Set exercise: Give the number of lines that hold the string "Hospitantin". Nothing else is needed.

Extracted records:
start

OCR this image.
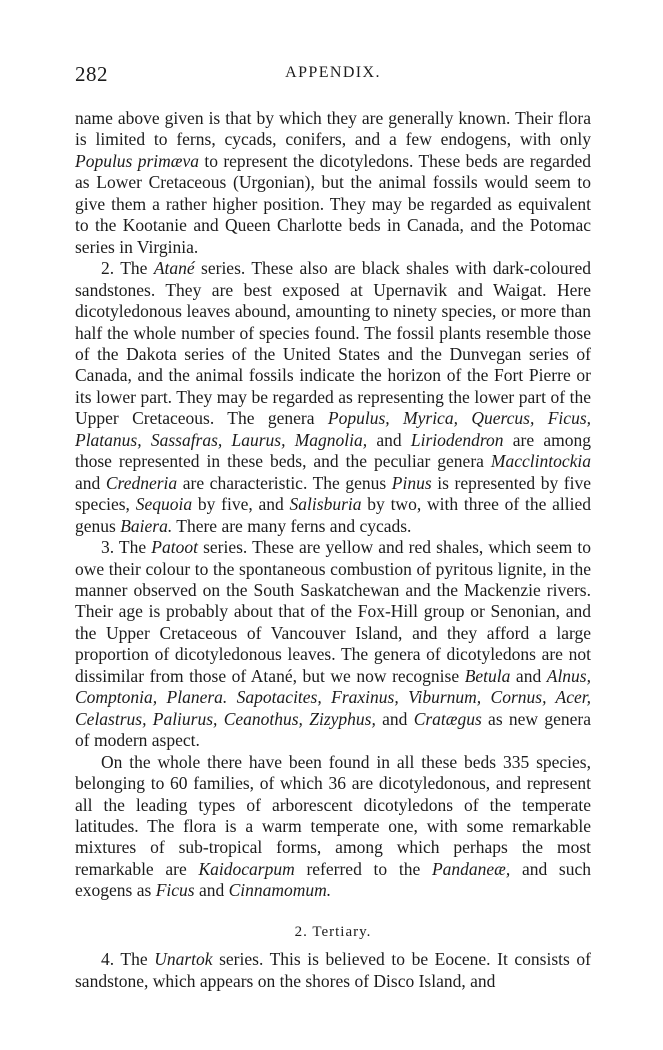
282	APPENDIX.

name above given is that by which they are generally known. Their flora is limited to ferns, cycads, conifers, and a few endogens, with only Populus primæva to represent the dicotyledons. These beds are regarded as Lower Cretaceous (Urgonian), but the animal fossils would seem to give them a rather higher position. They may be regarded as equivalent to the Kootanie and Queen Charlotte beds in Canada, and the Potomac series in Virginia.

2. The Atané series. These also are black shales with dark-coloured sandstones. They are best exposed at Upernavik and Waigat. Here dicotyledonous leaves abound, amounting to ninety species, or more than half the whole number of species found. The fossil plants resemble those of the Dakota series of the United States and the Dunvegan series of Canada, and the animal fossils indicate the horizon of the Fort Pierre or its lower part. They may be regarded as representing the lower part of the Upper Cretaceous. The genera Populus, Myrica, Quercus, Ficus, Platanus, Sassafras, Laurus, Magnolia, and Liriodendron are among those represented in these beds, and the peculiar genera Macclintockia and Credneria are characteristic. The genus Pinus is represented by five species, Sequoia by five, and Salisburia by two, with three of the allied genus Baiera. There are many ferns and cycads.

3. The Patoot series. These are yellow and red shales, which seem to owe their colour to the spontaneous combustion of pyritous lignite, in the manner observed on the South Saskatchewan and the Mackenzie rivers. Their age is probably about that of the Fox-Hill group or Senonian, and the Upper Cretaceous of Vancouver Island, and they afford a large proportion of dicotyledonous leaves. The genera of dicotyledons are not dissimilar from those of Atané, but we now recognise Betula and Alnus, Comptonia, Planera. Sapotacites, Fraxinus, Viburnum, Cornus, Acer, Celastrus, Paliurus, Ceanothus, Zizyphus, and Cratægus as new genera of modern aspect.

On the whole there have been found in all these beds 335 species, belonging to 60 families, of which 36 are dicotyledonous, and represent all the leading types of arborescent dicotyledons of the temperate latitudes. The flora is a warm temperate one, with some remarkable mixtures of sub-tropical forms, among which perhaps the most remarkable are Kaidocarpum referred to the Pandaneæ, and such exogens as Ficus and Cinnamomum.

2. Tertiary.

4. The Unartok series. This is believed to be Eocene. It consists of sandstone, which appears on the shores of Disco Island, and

end
start

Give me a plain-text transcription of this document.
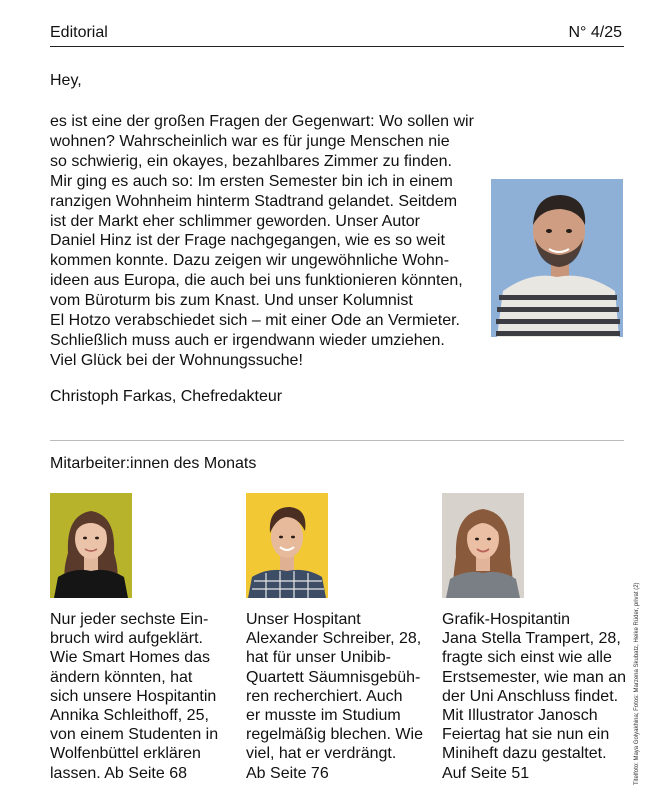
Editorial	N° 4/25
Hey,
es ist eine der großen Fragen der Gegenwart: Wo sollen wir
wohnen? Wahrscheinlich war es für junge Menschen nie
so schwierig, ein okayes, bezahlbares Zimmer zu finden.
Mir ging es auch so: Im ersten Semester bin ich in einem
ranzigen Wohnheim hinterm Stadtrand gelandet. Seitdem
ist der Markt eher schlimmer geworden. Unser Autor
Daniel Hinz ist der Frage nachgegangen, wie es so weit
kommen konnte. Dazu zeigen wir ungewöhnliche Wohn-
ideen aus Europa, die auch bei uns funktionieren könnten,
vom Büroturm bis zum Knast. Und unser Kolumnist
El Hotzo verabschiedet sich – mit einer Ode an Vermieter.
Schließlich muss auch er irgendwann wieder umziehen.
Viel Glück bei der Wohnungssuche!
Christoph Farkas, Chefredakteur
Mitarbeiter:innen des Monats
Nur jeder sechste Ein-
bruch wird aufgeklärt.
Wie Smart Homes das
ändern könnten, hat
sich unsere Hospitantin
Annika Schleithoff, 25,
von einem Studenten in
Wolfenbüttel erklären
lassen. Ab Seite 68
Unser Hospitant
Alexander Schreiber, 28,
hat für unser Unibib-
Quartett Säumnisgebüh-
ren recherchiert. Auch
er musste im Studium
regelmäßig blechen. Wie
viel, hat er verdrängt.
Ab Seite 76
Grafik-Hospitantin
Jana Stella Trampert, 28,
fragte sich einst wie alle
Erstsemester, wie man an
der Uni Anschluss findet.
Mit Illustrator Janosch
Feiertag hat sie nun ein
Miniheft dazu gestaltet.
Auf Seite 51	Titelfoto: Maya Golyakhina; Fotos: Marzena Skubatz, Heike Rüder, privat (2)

end

Task output: 2